- [Provided data]:

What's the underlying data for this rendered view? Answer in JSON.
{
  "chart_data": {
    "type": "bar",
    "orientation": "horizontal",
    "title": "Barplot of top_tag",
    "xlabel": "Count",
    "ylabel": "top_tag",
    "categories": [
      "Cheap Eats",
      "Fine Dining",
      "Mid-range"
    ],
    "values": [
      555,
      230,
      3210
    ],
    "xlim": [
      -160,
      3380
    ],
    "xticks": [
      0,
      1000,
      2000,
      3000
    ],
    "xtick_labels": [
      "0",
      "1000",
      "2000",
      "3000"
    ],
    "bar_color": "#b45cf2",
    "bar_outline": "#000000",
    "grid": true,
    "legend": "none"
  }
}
--
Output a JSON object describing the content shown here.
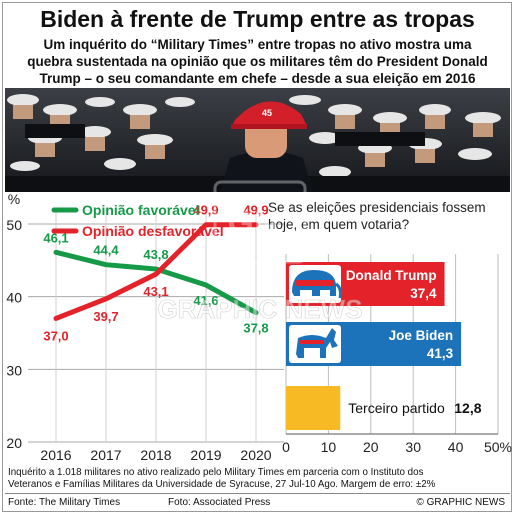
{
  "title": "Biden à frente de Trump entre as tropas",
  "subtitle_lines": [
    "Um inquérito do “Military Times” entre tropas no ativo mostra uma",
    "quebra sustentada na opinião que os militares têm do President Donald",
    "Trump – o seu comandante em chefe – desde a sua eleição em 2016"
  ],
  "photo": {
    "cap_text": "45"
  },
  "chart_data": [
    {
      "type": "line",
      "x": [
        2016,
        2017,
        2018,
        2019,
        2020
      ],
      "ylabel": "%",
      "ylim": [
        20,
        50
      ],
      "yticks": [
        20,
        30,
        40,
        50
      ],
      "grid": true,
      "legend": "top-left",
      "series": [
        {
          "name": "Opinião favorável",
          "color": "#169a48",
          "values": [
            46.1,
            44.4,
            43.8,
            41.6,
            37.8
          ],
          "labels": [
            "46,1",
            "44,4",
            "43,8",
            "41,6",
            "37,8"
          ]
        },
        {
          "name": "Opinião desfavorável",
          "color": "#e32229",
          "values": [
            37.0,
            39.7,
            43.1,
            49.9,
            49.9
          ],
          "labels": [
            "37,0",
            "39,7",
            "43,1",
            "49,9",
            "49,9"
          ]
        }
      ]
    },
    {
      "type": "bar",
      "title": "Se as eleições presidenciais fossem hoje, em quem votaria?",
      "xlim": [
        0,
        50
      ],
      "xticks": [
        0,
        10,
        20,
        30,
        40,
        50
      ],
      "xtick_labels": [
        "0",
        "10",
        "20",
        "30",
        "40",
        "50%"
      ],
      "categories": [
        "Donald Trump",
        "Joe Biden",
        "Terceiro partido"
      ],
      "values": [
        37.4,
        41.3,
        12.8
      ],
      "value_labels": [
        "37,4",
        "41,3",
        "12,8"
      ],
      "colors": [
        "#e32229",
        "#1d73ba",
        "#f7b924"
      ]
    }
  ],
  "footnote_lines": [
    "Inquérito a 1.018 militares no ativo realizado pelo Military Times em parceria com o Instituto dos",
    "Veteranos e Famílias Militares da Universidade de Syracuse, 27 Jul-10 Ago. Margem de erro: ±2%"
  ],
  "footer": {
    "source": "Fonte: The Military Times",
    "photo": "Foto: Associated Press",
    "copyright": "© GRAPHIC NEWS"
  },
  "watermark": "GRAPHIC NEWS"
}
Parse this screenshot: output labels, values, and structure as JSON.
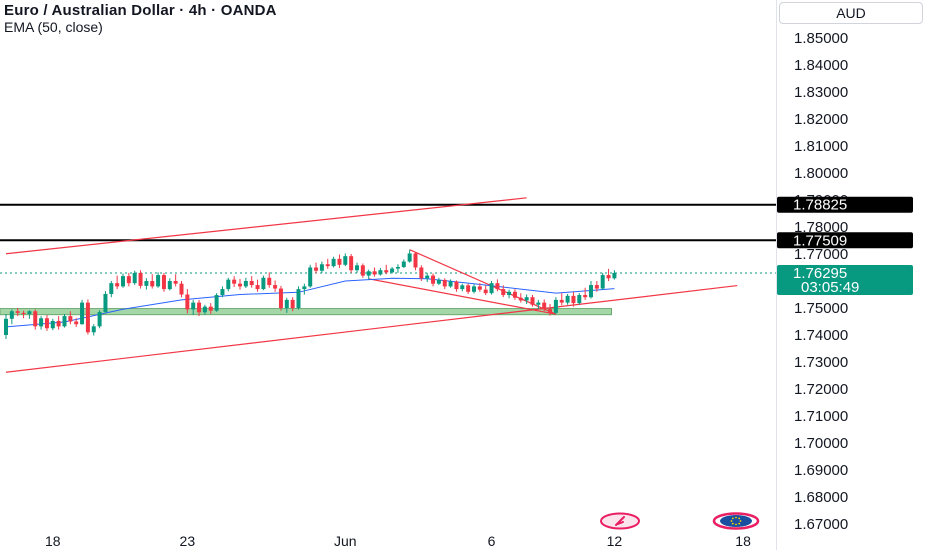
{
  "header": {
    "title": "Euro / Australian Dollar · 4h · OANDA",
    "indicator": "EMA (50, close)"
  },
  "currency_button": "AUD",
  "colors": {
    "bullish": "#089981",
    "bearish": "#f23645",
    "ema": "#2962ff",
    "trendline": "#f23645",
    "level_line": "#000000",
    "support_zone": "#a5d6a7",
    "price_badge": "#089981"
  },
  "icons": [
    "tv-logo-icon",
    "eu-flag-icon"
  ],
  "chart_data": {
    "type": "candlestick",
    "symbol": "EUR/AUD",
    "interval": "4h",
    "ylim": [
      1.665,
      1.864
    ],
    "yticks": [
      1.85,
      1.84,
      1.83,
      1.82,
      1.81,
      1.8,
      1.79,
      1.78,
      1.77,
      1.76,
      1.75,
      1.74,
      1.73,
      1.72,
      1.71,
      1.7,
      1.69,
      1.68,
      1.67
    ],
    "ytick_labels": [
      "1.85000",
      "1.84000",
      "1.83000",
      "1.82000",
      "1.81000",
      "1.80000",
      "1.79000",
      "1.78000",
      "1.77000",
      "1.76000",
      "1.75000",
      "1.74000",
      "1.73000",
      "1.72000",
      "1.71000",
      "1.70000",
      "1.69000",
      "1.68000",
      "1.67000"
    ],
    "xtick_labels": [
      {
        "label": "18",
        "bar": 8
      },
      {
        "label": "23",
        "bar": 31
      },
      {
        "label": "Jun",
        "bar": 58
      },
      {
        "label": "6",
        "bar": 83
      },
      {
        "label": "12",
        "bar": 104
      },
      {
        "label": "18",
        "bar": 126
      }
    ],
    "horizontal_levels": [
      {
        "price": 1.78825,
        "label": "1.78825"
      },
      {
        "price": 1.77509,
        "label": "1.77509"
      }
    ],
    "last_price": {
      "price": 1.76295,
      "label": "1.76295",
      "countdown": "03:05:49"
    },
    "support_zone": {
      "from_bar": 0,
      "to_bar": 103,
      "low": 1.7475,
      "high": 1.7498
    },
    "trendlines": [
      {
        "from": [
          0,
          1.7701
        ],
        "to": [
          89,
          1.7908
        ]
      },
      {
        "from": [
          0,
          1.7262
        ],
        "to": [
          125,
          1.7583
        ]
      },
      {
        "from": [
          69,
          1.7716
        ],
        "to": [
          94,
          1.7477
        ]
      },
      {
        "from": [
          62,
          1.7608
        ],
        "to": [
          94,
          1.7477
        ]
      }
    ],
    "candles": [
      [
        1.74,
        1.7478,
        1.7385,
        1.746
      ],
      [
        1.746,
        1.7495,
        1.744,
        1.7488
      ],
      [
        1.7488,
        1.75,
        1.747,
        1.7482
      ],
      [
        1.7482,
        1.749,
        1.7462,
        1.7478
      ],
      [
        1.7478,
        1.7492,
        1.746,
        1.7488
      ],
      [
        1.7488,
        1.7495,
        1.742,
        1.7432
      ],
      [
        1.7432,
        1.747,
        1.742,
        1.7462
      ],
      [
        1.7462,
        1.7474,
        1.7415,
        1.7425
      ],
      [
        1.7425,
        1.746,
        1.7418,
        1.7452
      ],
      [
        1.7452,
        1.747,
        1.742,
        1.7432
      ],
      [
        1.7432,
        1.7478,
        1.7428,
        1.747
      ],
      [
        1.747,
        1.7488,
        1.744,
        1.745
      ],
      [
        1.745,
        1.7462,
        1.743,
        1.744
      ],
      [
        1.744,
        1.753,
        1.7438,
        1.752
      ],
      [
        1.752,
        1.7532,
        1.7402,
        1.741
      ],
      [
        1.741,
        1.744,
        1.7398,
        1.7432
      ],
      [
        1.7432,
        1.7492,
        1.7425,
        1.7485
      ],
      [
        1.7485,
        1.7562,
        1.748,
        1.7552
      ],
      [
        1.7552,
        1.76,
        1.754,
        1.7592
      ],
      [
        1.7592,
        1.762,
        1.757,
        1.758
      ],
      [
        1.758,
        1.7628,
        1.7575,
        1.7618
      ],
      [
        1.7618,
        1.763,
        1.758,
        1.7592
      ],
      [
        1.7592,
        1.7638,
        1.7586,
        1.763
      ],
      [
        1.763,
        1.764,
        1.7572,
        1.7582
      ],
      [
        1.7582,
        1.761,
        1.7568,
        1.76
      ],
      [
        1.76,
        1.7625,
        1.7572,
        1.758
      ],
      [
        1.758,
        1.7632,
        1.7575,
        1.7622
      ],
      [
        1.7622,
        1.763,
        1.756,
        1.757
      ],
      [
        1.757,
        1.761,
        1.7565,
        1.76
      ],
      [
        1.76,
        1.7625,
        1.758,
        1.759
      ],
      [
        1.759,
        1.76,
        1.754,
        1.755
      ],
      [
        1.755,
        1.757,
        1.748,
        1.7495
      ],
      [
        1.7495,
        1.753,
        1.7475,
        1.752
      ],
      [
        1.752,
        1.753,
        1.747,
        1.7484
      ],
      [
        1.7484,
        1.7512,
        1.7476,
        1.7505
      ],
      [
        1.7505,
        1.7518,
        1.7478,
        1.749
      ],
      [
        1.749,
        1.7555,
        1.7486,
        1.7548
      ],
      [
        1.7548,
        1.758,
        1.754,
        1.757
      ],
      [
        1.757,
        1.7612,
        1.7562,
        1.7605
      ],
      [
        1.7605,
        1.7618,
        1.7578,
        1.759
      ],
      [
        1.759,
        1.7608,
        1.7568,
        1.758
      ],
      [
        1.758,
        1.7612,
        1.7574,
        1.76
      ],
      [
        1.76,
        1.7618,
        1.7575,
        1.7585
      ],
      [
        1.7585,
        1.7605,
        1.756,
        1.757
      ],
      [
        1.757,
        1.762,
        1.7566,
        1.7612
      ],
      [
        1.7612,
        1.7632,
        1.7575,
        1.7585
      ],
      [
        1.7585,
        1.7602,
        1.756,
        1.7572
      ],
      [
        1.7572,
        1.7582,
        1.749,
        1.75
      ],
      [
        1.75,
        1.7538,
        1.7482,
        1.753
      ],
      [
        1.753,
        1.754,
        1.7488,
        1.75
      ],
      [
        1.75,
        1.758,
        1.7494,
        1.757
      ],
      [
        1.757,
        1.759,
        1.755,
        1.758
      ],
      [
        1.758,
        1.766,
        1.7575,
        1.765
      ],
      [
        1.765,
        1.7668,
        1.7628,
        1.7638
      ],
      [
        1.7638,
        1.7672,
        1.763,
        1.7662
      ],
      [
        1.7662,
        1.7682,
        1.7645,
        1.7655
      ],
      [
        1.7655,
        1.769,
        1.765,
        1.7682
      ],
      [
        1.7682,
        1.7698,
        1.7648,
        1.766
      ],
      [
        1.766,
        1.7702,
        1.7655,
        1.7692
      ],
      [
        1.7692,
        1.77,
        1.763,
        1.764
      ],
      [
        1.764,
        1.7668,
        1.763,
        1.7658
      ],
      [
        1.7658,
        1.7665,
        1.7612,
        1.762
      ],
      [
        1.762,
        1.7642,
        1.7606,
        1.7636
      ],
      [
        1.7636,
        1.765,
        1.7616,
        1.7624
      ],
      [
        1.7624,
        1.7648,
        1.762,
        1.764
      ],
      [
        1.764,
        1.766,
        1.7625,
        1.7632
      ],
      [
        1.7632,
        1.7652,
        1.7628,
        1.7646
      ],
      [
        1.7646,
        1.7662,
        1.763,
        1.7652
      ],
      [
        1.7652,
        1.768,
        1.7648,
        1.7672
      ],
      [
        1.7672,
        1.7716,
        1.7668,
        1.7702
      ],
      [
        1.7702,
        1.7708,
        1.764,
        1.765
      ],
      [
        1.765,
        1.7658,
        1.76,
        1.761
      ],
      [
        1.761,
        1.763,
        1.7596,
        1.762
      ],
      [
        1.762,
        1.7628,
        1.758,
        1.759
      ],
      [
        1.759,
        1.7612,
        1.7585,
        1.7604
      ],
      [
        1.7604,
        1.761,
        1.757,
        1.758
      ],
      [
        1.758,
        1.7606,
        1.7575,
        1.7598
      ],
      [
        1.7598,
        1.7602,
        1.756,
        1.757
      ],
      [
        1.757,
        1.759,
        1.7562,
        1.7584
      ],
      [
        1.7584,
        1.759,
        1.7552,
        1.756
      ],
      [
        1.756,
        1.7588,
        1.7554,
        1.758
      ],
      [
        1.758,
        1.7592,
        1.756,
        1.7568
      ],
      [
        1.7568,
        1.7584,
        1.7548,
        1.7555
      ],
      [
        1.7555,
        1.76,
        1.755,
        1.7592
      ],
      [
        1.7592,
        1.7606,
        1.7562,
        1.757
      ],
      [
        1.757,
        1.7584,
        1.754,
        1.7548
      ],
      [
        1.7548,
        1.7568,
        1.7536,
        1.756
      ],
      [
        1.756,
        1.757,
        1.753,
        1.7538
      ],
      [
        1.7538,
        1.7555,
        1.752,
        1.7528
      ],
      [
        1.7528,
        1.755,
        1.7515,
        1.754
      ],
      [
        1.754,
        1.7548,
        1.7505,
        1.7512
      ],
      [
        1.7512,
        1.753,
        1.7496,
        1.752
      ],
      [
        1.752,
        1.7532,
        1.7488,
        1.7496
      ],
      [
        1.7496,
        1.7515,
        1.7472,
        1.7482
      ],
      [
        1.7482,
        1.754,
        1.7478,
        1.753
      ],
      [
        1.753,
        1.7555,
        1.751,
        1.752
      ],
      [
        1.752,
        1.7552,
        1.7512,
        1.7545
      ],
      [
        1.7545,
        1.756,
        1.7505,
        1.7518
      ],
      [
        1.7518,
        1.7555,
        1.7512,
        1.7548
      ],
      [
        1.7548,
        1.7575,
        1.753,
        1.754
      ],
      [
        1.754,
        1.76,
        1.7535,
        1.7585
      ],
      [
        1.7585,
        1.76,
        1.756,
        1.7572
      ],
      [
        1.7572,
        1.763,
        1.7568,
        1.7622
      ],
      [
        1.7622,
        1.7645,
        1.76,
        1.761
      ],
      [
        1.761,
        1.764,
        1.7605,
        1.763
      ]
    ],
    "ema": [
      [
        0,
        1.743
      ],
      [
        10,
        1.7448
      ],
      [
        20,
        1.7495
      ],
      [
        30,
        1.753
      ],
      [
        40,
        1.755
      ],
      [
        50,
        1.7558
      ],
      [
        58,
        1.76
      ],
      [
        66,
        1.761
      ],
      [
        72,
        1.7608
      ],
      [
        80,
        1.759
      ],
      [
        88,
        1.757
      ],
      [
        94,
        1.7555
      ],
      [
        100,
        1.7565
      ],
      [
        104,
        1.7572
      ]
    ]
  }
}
==
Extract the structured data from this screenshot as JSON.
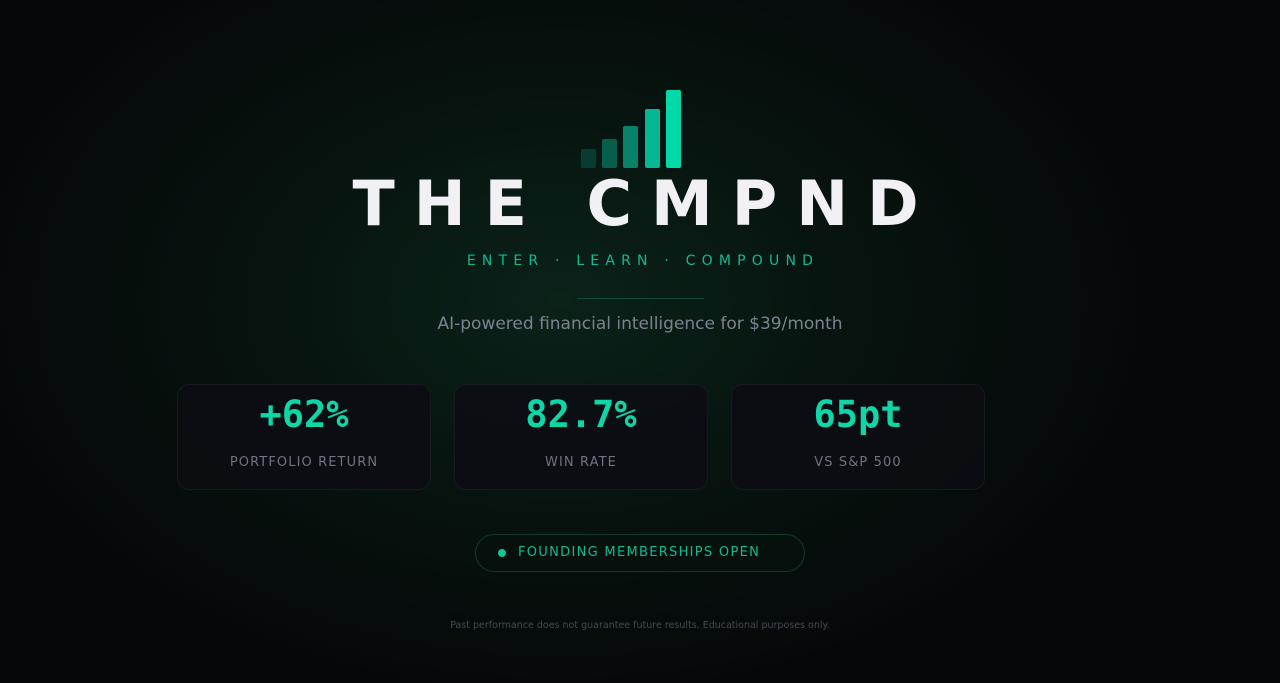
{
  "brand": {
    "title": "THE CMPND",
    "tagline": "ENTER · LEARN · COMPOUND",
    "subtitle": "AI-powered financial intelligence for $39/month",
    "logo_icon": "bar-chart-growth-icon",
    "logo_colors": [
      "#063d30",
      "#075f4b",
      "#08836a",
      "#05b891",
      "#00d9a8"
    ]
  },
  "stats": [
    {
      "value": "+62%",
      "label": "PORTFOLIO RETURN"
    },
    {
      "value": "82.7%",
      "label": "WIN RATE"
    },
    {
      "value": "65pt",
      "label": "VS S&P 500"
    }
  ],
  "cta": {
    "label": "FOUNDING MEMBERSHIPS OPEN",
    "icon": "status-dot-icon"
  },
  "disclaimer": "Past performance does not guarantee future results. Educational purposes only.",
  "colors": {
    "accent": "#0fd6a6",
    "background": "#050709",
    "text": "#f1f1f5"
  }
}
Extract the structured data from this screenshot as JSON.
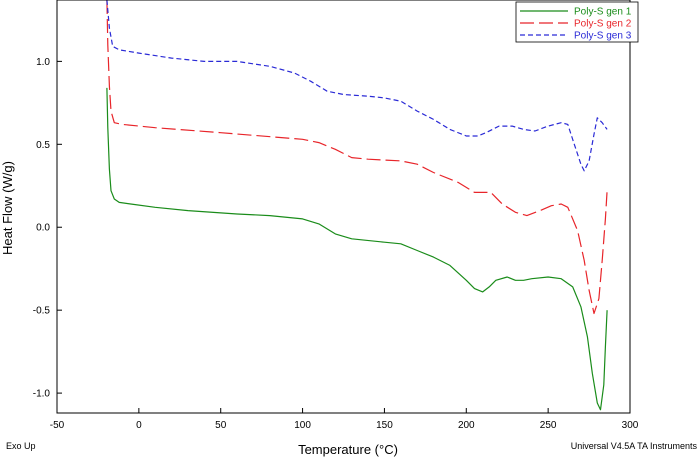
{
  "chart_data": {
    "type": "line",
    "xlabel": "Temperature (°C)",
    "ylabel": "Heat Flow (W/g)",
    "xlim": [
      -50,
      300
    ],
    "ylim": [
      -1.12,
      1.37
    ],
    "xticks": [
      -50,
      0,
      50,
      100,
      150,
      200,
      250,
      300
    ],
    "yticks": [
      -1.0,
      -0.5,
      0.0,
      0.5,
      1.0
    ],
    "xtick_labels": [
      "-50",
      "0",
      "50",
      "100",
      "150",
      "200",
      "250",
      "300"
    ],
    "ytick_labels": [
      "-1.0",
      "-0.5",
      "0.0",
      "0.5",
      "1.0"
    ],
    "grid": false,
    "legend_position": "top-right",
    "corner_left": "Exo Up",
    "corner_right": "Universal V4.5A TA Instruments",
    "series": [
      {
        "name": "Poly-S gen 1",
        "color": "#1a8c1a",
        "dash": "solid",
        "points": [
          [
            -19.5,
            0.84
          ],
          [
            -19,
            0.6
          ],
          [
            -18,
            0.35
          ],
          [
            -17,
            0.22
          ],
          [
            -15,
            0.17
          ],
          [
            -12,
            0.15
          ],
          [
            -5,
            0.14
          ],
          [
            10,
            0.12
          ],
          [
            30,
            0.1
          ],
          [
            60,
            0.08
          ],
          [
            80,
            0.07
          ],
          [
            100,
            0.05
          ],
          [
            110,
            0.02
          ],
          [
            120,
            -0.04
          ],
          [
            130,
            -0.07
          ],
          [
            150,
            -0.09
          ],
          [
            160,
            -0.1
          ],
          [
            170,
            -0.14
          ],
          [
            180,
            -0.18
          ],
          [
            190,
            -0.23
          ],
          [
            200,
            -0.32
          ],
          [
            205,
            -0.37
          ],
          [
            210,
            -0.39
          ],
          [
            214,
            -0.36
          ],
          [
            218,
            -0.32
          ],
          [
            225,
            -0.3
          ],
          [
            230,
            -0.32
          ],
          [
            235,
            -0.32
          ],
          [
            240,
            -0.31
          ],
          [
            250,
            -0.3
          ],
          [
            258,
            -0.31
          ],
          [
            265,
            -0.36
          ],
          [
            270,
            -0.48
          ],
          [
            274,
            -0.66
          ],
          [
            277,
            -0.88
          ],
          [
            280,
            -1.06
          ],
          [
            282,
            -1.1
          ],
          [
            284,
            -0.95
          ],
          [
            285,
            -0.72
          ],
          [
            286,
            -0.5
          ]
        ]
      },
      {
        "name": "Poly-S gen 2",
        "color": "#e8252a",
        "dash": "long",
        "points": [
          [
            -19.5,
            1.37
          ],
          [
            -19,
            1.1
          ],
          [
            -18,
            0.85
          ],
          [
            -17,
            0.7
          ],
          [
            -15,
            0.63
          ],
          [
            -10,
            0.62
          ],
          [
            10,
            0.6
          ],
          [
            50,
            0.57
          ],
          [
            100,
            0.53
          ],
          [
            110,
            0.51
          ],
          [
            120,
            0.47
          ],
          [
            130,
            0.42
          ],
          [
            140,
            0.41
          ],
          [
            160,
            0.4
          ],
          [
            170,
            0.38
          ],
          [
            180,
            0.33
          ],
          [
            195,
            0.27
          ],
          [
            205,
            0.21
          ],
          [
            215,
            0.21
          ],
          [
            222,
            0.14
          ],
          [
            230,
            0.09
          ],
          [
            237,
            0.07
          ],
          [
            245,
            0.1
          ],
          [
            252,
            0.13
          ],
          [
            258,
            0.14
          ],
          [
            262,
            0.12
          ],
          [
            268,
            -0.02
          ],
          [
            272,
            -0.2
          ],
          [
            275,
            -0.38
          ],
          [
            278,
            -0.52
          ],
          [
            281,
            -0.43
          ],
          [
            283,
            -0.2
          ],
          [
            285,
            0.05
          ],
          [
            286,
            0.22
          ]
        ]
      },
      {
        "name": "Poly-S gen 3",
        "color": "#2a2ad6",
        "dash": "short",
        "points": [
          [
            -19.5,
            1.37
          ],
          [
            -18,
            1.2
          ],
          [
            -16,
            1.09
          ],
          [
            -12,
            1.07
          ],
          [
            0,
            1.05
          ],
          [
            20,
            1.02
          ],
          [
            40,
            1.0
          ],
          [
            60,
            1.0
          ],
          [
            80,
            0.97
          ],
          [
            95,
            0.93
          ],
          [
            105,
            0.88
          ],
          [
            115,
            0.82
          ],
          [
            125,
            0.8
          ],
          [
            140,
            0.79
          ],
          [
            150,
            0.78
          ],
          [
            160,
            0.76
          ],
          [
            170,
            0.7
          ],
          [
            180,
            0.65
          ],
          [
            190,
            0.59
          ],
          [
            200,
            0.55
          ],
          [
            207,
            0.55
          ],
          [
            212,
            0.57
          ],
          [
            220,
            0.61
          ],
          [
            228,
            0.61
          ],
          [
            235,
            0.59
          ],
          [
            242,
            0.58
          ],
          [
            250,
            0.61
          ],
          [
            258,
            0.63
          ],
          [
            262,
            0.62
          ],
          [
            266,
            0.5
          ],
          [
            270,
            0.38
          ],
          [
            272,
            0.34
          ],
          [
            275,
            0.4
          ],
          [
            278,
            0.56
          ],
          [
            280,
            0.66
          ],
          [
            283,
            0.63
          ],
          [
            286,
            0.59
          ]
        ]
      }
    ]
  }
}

- [Problem details]:
Where a line in the entries holds "type", copy that line.

- [Solved problem]:
    "type": "bar",
      "type": "line",
      "type": "bar",
    "type": "candlestick",
    "type": "line",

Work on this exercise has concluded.